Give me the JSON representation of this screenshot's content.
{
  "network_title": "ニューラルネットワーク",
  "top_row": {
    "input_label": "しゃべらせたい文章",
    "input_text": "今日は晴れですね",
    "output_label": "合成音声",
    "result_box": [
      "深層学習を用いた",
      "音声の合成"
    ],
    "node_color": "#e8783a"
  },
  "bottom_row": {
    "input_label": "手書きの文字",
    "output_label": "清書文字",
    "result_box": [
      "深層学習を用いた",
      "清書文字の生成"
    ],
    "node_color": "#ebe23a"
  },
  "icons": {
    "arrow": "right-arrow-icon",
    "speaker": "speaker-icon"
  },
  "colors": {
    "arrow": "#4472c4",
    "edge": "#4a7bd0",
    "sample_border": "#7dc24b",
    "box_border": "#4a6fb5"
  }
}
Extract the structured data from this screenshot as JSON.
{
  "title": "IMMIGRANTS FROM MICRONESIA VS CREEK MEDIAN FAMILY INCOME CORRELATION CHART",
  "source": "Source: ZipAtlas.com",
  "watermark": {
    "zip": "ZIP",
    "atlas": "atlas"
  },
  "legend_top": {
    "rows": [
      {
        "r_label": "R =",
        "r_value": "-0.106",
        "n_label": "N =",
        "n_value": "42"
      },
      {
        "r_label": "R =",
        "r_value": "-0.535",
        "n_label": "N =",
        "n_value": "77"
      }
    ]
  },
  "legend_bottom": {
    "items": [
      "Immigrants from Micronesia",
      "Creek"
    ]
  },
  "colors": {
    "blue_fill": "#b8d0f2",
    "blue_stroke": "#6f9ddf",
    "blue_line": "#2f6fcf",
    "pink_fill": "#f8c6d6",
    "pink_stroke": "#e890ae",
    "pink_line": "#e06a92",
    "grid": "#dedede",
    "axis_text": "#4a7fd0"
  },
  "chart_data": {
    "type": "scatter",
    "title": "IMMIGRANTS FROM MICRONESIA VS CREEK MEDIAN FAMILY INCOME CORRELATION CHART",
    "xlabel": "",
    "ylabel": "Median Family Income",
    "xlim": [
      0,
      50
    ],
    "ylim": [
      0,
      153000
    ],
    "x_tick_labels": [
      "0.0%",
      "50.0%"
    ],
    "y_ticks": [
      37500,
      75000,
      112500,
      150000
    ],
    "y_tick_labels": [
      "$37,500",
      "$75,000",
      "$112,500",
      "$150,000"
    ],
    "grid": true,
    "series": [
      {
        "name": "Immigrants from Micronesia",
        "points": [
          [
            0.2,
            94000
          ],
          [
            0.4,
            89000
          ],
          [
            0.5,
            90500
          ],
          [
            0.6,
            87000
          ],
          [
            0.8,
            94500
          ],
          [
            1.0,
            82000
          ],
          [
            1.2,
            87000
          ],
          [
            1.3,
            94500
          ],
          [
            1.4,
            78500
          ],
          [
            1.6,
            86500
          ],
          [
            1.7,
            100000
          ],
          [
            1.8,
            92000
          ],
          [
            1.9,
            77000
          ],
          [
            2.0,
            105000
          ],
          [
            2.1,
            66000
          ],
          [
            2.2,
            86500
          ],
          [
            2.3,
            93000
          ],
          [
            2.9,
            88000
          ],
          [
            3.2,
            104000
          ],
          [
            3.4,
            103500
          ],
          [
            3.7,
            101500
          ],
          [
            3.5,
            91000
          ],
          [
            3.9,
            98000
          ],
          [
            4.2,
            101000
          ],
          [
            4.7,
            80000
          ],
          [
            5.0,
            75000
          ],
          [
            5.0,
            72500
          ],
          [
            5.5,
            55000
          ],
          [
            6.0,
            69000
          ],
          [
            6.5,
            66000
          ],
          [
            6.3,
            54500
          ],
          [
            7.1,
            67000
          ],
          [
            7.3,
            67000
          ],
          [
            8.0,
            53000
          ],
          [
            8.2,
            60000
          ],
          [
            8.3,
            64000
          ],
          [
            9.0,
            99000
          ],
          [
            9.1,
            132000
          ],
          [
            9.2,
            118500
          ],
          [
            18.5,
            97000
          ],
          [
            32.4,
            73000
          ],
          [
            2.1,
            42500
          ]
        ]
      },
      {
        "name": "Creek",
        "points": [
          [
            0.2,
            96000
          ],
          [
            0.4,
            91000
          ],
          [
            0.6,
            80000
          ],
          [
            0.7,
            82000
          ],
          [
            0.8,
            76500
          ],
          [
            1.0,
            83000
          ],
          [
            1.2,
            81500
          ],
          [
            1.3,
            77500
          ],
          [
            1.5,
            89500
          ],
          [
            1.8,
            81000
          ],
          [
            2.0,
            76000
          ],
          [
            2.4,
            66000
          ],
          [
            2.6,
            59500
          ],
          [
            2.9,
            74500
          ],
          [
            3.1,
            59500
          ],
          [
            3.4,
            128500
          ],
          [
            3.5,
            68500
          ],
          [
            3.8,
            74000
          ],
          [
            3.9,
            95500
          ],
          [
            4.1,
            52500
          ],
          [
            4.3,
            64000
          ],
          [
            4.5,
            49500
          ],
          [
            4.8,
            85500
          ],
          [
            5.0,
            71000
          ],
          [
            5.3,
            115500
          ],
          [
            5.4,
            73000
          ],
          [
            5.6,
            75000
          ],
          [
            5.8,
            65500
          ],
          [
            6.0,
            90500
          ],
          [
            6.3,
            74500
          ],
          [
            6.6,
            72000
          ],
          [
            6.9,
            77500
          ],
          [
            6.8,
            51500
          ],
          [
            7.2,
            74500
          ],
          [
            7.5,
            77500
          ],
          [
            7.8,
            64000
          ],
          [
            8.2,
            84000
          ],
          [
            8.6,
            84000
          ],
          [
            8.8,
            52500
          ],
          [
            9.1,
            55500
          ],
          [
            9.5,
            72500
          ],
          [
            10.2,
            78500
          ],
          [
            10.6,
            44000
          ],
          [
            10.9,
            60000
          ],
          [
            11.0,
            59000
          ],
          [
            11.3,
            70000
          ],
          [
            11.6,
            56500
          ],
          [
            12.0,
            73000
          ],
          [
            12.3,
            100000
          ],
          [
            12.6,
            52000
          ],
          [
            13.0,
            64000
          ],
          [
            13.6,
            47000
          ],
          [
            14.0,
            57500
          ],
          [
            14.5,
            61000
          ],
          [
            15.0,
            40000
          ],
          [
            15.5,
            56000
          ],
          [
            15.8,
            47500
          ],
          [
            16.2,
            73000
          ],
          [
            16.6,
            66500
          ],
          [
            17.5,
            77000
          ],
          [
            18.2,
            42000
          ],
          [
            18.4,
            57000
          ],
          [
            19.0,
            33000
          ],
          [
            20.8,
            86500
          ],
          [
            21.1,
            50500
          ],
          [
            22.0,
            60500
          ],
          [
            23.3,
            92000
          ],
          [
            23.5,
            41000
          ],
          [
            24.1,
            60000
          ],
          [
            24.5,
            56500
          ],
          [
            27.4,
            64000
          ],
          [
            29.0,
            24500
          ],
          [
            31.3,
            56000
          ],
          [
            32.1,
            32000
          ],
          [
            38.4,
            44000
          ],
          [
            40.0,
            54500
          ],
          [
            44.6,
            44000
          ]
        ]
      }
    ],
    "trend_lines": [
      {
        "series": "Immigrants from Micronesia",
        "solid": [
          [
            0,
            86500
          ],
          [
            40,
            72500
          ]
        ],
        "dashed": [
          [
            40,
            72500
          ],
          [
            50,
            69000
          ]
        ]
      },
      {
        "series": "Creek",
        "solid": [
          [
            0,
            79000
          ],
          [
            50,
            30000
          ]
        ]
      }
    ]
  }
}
+-------+
**WHAT TO DO:** Output every entry shown above, exactly.

**TASK RESPONSE:**
Give me the JSON representation of this screenshot's content.
{
  "network_title": "ニューラルネットワーク",
  "top_row": {
    "input_label": "しゃべらせたい文章",
    "input_text": "今日は晴れですね",
    "output_label": "合成音声",
    "result_box": [
      "深層学習を用いた",
      "音声の合成"
    ],
    "node_color": "#e8783a"
  },
  "bottom_row": {
    "input_label": "手書きの文字",
    "output_label": "清書文字",
    "result_box": [
      "深層学習を用いた",
      "清書文字の生成"
    ],
    "node_color": "#ebe23a"
  },
  "icons": {
    "arrow": "right-arrow-icon",
    "speaker": "speaker-icon"
  },
  "colors": {
    "arrow": "#4472c4",
    "edge": "#4a7bd0",
    "sample_border": "#7dc24b",
    "box_border": "#4a6fb5"
  }
}
Extract the structured data from this screenshot as JSON.
{
  "title": "IMMIGRANTS FROM MICRONESIA VS CREEK MEDIAN FAMILY INCOME CORRELATION CHART",
  "source": "Source: ZipAtlas.com",
  "watermark": {
    "zip": "ZIP",
    "atlas": "atlas"
  },
  "legend_top": {
    "rows": [
      {
        "r_label": "R =",
        "r_value": "-0.106",
        "n_label": "N =",
        "n_value": "42"
      },
      {
        "r_label": "R =",
        "r_value": "-0.535",
        "n_label": "N =",
        "n_value": "77"
      }
    ]
  },
  "legend_bottom": {
    "items": [
      "Immigrants from Micronesia",
      "Creek"
    ]
  },
  "colors": {
    "blue_fill": "#b8d0f2",
    "blue_stroke": "#6f9ddf",
    "blue_line": "#2f6fcf",
    "pink_fill": "#f8c6d6",
    "pink_stroke": "#e890ae",
    "pink_line": "#e06a92",
    "grid": "#dedede",
    "axis_text": "#4a7fd0"
  },
  "chart_data": {
    "type": "scatter",
    "title": "IMMIGRANTS FROM MICRONESIA VS CREEK MEDIAN FAMILY INCOME CORRELATION CHART",
    "xlabel": "",
    "ylabel": "Median Family Income",
    "xlim": [
      0,
      50
    ],
    "ylim": [
      0,
      153000
    ],
    "x_tick_labels": [
      "0.0%",
      "50.0%"
    ],
    "y_ticks": [
      37500,
      75000,
      112500,
      150000
    ],
    "y_tick_labels": [
      "$37,500",
      "$75,000",
      "$112,500",
      "$150,000"
    ],
    "grid": true,
    "series": [
      {
        "name": "Immigrants from Micronesia",
        "points": [
          [
            0.2,
            94000
          ],
          [
            0.4,
            89000
          ],
          [
            0.5,
            90500
          ],
          [
            0.6,
            87000
          ],
          [
            0.8,
            94500
          ],
          [
            1.0,
            82000
          ],
          [
            1.2,
            87000
          ],
          [
            1.3,
            94500
          ],
          [
            1.4,
            78500
          ],
          [
            1.6,
            86500
          ],
          [
            1.7,
            100000
          ],
          [
            1.8,
            92000
          ],
          [
            1.9,
            77000
          ],
          [
            2.0,
            105000
          ],
          [
            2.1,
            66000
          ],
          [
            2.2,
            86500
          ],
          [
            2.3,
            93000
          ],
          [
            2.9,
            88000
          ],
          [
            3.2,
            104000
          ],
          [
            3.4,
            103500
          ],
          [
            3.7,
            101500
          ],
          [
            3.5,
            91000
          ],
          [
            3.9,
            98000
          ],
          [
            4.2,
            101000
          ],
          [
            4.7,
            80000
          ],
          [
            5.0,
            75000
          ],
          [
            5.0,
            72500
          ],
          [
            5.5,
            55000
          ],
          [
            6.0,
            69000
          ],
          [
            6.5,
            66000
          ],
          [
            6.3,
            54500
          ],
          [
            7.1,
            67000
          ],
          [
            7.3,
            67000
          ],
          [
            8.0,
            53000
          ],
          [
            8.2,
            60000
          ],
          [
            8.3,
            64000
          ],
          [
            9.0,
            99000
          ],
          [
            9.1,
            132000
          ],
          [
            9.2,
            118500
          ],
          [
            18.5,
            97000
          ],
          [
            32.4,
            73000
          ],
          [
            2.1,
            42500
          ]
        ]
      },
      {
        "name": "Creek",
        "points": [
          [
            0.2,
            96000
          ],
          [
            0.4,
            91000
          ],
          [
            0.6,
            80000
          ],
          [
            0.7,
            82000
          ],
          [
            0.8,
            76500
          ],
          [
            1.0,
            83000
          ],
          [
            1.2,
            81500
          ],
          [
            1.3,
            77500
          ],
          [
            1.5,
            89500
          ],
          [
            1.8,
            81000
          ],
          [
            2.0,
            76000
          ],
          [
            2.4,
            66000
          ],
          [
            2.6,
            59500
          ],
          [
            2.9,
            74500
          ],
          [
            3.1,
            59500
          ],
          [
            3.4,
            128500
          ],
          [
            3.5,
            68500
          ],
          [
            3.8,
            74000
          ],
          [
            3.9,
            95500
          ],
          [
            4.1,
            52500
          ],
          [
            4.3,
            64000
          ],
          [
            4.5,
            49500
          ],
          [
            4.8,
            85500
          ],
          [
            5.0,
            71000
          ],
          [
            5.3,
            115500
          ],
          [
            5.4,
            73000
          ],
          [
            5.6,
            75000
          ],
          [
            5.8,
            65500
          ],
          [
            6.0,
            90500
          ],
          [
            6.3,
            74500
          ],
          [
            6.6,
            72000
          ],
          [
            6.9,
            77500
          ],
          [
            6.8,
            51500
          ],
          [
            7.2,
            74500
          ],
          [
            7.5,
            77500
          ],
          [
            7.8,
            64000
          ],
          [
            8.2,
            84000
          ],
          [
            8.6,
            84000
          ],
          [
            8.8,
            52500
          ],
          [
            9.1,
            55500
          ],
          [
            9.5,
            72500
          ],
          [
            10.2,
            78500
          ],
          [
            10.6,
            44000
          ],
          [
            10.9,
            60000
          ],
          [
            11.0,
            59000
          ],
          [
            11.3,
            70000
          ],
          [
            11.6,
            56500
          ],
          [
            12.0,
            73000
          ],
          [
            12.3,
            100000
          ],
          [
            12.6,
            52000
          ],
          [
            13.0,
            64000
          ],
          [
            13.6,
            47000
          ],
          [
            14.0,
            57500
          ],
          [
            14.5,
            61000
          ],
          [
            15.0,
            40000
          ],
          [
            15.5,
            56000
          ],
          [
            15.8,
            47500
          ],
          [
            16.2,
            73000
          ],
          [
            16.6,
            66500
          ],
          [
            17.5,
            77000
          ],
          [
            18.2,
            42000
          ],
          [
            18.4,
            57000
          ],
          [
            19.0,
            33000
          ],
          [
            20.8,
            86500
          ],
          [
            21.1,
            50500
          ],
          [
            22.0,
            60500
          ],
          [
            23.3,
            92000
          ],
          [
            23.5,
            41000
          ],
          [
            24.1,
            60000
          ],
          [
            24.5,
            56500
          ],
          [
            27.4,
            64000
          ],
          [
            29.0,
            24500
          ],
          [
            31.3,
            56000
          ],
          [
            32.1,
            32000
          ],
          [
            38.4,
            44000
          ],
          [
            40.0,
            54500
          ],
          [
            44.6,
            44000
          ]
        ]
      }
    ],
    "trend_lines": [
      {
        "series": "Immigrants from Micronesia",
        "solid": [
          [
            0,
            86500
          ],
          [
            40,
            72500
          ]
        ],
        "dashed": [
          [
            40,
            72500
          ],
          [
            50,
            69000
          ]
        ]
      },
      {
        "series": "Creek",
        "solid": [
          [
            0,
            79000
          ],
          [
            50,
            30000
          ]
        ]
      }
    ]
  }
}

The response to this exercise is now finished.